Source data
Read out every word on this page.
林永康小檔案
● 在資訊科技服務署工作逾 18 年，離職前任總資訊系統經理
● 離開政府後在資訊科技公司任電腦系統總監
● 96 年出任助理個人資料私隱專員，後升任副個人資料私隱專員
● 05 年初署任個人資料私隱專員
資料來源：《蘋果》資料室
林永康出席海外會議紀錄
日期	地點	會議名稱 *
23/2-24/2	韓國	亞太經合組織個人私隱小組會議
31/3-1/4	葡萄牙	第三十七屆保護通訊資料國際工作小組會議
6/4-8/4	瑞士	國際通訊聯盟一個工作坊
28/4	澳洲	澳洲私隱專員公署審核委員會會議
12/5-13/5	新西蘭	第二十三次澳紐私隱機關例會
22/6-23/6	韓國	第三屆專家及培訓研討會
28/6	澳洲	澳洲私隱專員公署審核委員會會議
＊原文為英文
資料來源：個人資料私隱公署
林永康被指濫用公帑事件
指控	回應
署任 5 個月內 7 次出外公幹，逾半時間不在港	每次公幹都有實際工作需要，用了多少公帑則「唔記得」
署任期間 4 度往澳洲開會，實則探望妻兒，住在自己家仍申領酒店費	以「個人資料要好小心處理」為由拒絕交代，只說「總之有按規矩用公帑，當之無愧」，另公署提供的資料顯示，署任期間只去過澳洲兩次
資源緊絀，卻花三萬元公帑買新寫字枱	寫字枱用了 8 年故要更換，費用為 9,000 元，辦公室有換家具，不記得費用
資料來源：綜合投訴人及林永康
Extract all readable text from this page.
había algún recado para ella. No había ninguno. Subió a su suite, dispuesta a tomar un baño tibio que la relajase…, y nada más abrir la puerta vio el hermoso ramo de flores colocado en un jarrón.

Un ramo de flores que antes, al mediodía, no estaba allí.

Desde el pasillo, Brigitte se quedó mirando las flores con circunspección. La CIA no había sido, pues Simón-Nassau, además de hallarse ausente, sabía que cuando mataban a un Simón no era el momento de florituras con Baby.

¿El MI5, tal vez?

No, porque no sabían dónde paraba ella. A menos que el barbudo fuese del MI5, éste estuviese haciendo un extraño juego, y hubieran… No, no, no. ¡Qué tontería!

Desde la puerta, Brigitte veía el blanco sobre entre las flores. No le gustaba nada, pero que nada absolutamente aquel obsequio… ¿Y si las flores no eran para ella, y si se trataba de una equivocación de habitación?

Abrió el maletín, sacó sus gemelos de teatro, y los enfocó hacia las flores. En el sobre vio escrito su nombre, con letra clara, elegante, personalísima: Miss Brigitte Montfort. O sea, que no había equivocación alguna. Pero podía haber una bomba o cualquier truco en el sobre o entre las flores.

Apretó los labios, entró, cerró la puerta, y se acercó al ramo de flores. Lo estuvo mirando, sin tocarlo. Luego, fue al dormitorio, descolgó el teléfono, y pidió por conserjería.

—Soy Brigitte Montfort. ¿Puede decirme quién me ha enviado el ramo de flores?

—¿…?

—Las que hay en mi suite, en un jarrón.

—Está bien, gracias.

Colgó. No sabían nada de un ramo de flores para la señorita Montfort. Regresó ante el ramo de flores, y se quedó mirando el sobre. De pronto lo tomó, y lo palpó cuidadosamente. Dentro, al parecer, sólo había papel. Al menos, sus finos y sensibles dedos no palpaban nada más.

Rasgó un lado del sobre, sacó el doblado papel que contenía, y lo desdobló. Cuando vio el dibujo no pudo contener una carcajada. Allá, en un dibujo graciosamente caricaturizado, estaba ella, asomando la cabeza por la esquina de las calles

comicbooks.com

> OBJECTIVE: Go through the listing and print each line exactly as it appears.

> ANSWER TO THE PROBLEM:
Read out every word on this page.
林永康小檔案
● 在資訊科技服務署工作逾 18 年，離職前任總資訊系統經理
● 離開政府後在資訊科技公司任電腦系統總監
● 96 年出任助理個人資料私隱專員，後升任副個人資料私隱專員
● 05 年初署任個人資料私隱專員
資料來源：《蘋果》資料室
林永康出席海外會議紀錄
日期	地點	會議名稱 *
23/2-24/2	韓國	亞太經合組織個人私隱小組會議
31/3-1/4	葡萄牙	第三十七屆保護通訊資料國際工作小組會議
6/4-8/4	瑞士	國際通訊聯盟一個工作坊
28/4	澳洲	澳洲私隱專員公署審核委員會會議
12/5-13/5	新西蘭	第二十三次澳紐私隱機關例會
22/6-23/6	韓國	第三屆專家及培訓研討會
28/6	澳洲	澳洲私隱專員公署審核委員會會議
＊原文為英文
資料來源：個人資料私隱公署
林永康被指濫用公帑事件
指控	回應
署任 5 個月內 7 次出外公幹，逾半時間不在港	每次公幹都有實際工作需要，用了多少公帑則「唔記得」
署任期間 4 度往澳洲開會，實則探望妻兒，住在自己家仍申領酒店費	以「個人資料要好小心處理」為由拒絕交代，只說「總之有按規矩用公帑，當之無愧」，另公署提供的資料顯示，署任期間只去過澳洲兩次
資源緊絀，卻花三萬元公帑買新寫字枱	寫字枱用了 8 年故要更換，費用為 9,000 元，辦公室有換家具，不記得費用
資料來源：綜合投訴人及林永康
Extract all readable text from this page.
había algún recado para ella. No había ninguno. Subió a su suite, dispuesta a tomar un baño tibio que la relajase…, y nada más abrir la puerta vio el hermoso ramo de flores colocado en un jarrón.

Un ramo de flores que antes, al mediodía, no estaba allí.

Desde el pasillo, Brigitte se quedó mirando las flores con circunspección. La CIA no había sido, pues Simón-Nassau, además de hallarse ausente, sabía que cuando mataban a un Simón no era el momento de florituras con Baby.

¿El MI5, tal vez?

No, porque no sabían dónde paraba ella. A menos que el barbudo fuese del MI5, éste estuviese haciendo un extraño juego, y hubieran… No, no, no. ¡Qué tontería!

Desde la puerta, Brigitte veía el blanco sobre entre las flores. No le gustaba nada, pero que nada absolutamente aquel obsequio… ¿Y si las flores no eran para ella, y si se trataba de una equivocación de habitación?

Abrió el maletín, sacó sus gemelos de teatro, y los enfocó hacia las flores. En el sobre vio escrito su nombre, con letra clara, elegante, personalísima: Miss Brigitte Montfort. O sea, que no había equivocación alguna. Pero podía haber una bomba o cualquier truco en el sobre o entre las flores.

Apretó los labios, entró, cerró la puerta, y se acercó al ramo de flores. Lo estuvo mirando, sin tocarlo. Luego, fue al dormitorio, descolgó el teléfono, y pidió por conserjería.

—Soy Brigitte Montfort. ¿Puede decirme quién me ha enviado el ramo de flores?

—¿…?

—Las que hay en mi suite, en un jarrón.

—Está bien, gracias.

Colgó. No sabían nada de un ramo de flores para la señorita Montfort. Regresó ante el ramo de flores, y se quedó mirando el sobre. De pronto lo tomó, y lo palpó cuidadosamente. Dentro, al parecer, sólo había papel. Al menos, sus finos y sensibles dedos no palpaban nada más.

Rasgó un lado del sobre, sacó el doblado papel que contenía, y lo desdobló. Cuando vio el dibujo no pudo contener una carcajada. Allá, en un dibujo graciosamente caricaturizado, estaba ella, asomando la cabeza por la esquina de las calles

comicbooks.com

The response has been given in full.